What the task requires: Give only the number of lines below that contain the word "weather".

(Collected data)

** BEGIN **

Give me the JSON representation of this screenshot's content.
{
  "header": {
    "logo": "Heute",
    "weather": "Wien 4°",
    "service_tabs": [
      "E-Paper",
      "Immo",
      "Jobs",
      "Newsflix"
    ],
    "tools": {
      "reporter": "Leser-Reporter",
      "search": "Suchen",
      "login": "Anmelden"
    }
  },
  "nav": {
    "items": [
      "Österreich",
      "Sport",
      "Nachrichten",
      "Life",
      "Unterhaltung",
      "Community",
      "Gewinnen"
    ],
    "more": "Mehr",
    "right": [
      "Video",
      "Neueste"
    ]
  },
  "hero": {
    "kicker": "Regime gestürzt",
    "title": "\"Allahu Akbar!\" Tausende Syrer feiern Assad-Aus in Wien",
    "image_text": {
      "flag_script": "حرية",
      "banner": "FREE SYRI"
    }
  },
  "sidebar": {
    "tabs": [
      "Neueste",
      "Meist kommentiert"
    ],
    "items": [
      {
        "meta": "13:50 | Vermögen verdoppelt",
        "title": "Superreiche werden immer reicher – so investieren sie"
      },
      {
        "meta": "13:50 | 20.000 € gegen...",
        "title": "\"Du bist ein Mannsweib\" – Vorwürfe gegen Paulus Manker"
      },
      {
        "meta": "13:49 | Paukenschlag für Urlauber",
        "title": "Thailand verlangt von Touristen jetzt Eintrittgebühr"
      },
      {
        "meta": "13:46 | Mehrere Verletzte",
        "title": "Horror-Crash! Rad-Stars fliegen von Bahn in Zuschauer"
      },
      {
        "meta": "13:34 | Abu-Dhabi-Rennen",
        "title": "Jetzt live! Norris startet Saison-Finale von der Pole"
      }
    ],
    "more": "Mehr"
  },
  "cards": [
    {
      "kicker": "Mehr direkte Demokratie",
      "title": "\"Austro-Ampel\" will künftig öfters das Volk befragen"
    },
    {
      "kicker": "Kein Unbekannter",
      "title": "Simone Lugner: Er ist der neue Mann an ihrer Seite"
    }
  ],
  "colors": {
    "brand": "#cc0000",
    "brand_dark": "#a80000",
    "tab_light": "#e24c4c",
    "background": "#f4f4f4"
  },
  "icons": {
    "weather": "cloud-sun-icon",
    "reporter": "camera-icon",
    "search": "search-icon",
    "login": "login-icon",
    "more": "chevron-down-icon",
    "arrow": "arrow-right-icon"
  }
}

** END **

Output of the task: 2